◆ The exercise
Type out all the records word for word. Any pictures are to be left out.

◆ Extracted records
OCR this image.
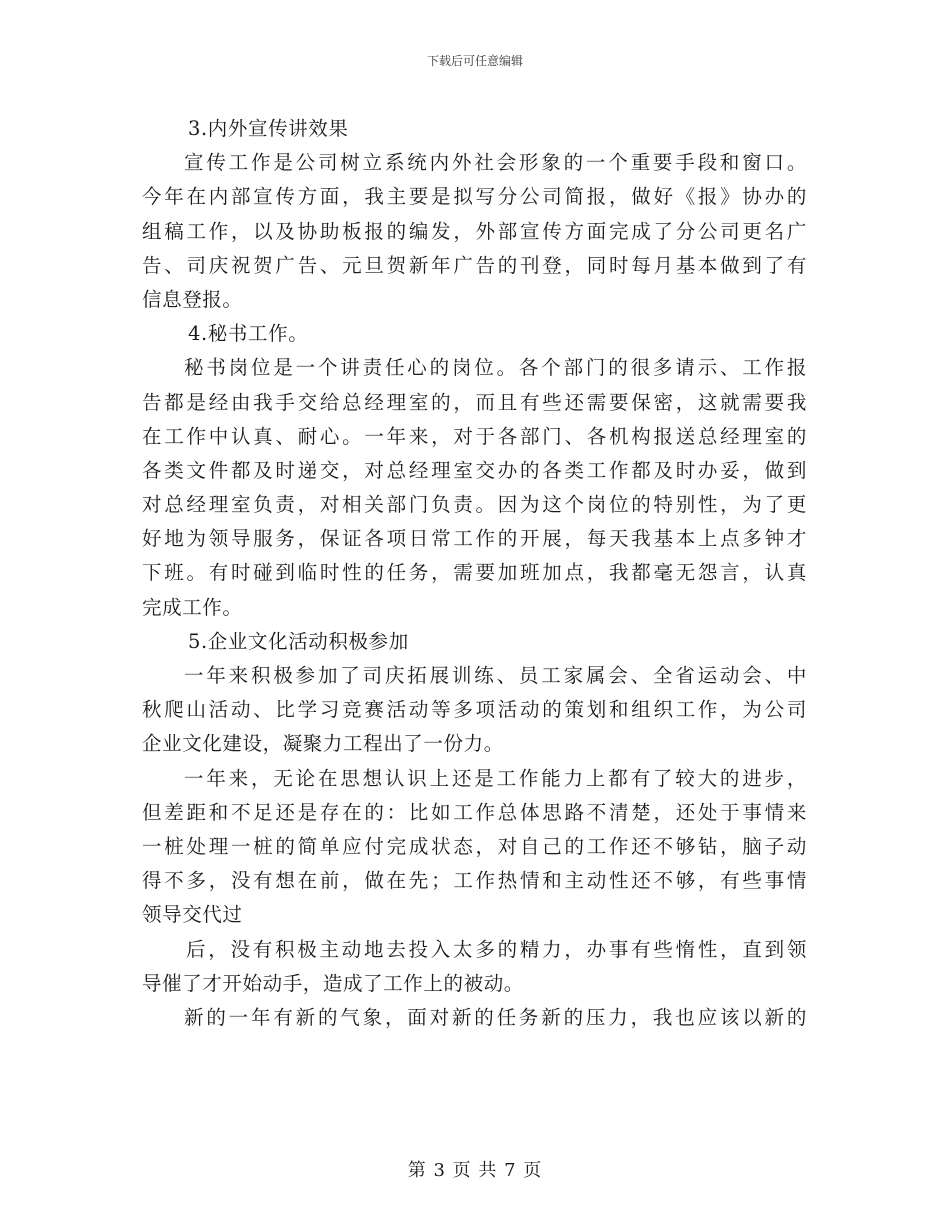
下载后可任意编辑
3.内外宣传讲效果
宣传工作是公司树立系统内外社会形象的一个重要手段和窗口。
今年在内部宣传方面，我主要是拟写分公司简报，做好《报》协办的
组稿工作，以及协助板报的编发，外部宣传方面完成了分公司更名广
告、司庆祝贺广告、元旦贺新年广告的刊登，同时每月基本做到了有
信息登报。
4.秘书工作。
秘书岗位是一个讲责任心的岗位。各个部门的很多请示、工作报
告都是经由我手交给总经理室的，而且有些还需要保密，这就需要我
在工作中认真、耐心。一年来，对于各部门、各机构报送总经理室的
各类文件都及时递交，对总经理室交办的各类工作都及时办妥，做到
对总经理室负责，对相关部门负责。因为这个岗位的特别性，为了更
好地为领导服务，保证各项日常工作的开展，每天我基本上点多钟才
下班。有时碰到临时性的任务，需要加班加点，我都毫无怨言，认真
完成工作。
5.企业文化活动积极参加
一年来积极参加了司庆拓展训练、员工家属会、全省运动会、中
秋爬山活动、比学习竞赛活动等多项活动的策划和组织工作，为公司
企业文化建设，凝聚力工程出了一份力。
一年来，无论在思想认识上还是工作能力上都有了较大的进步，
但差距和不足还是存在的：比如工作总体思路不清楚，还处于事情来
一桩处理一桩的简单应付完成状态，对自己的工作还不够钻，脑子动
得不多，没有想在前，做在先；工作热情和主动性还不够，有些事情
领导交代过
后，没有积极主动地去投入太多的精力，办事有些惰性，直到领
导催了才开始动手，造成了工作上的被动。
新的一年有新的气象，面对新的任务新的压力，我也应该以新的
第 3 页 共 7 页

◆ Response to the task
OCR this image.
下载后可任意编辑
3.内外宣传讲效果
宣传工作是公司树立系统内外社会形象的一个重要手段和窗口。
今年在内部宣传方面，我主要是拟写分公司简报，做好《报》协办的
组稿工作，以及协助板报的编发，外部宣传方面完成了分公司更名广
告、司庆祝贺广告、元旦贺新年广告的刊登，同时每月基本做到了有
信息登报。
4.秘书工作。
秘书岗位是一个讲责任心的岗位。各个部门的很多请示、工作报
告都是经由我手交给总经理室的，而且有些还需要保密，这就需要我
在工作中认真、耐心。一年来，对于各部门、各机构报送总经理室的
各类文件都及时递交，对总经理室交办的各类工作都及时办妥，做到
对总经理室负责，对相关部门负责。因为这个岗位的特别性，为了更
好地为领导服务，保证各项日常工作的开展，每天我基本上点多钟才
下班。有时碰到临时性的任务，需要加班加点，我都毫无怨言，认真
完成工作。
5.企业文化活动积极参加
一年来积极参加了司庆拓展训练、员工家属会、全省运动会、中
秋爬山活动、比学习竞赛活动等多项活动的策划和组织工作，为公司
企业文化建设，凝聚力工程出了一份力。
一年来，无论在思想认识上还是工作能力上都有了较大的进步，
但差距和不足还是存在的：比如工作总体思路不清楚，还处于事情来
一桩处理一桩的简单应付完成状态，对自己的工作还不够钻，脑子动
得不多，没有想在前，做在先；工作热情和主动性还不够，有些事情
领导交代过
后，没有积极主动地去投入太多的精力，办事有些惰性，直到领
导催了才开始动手，造成了工作上的被动。
新的一年有新的气象，面对新的任务新的压力，我也应该以新的
第 3 页 共 7 页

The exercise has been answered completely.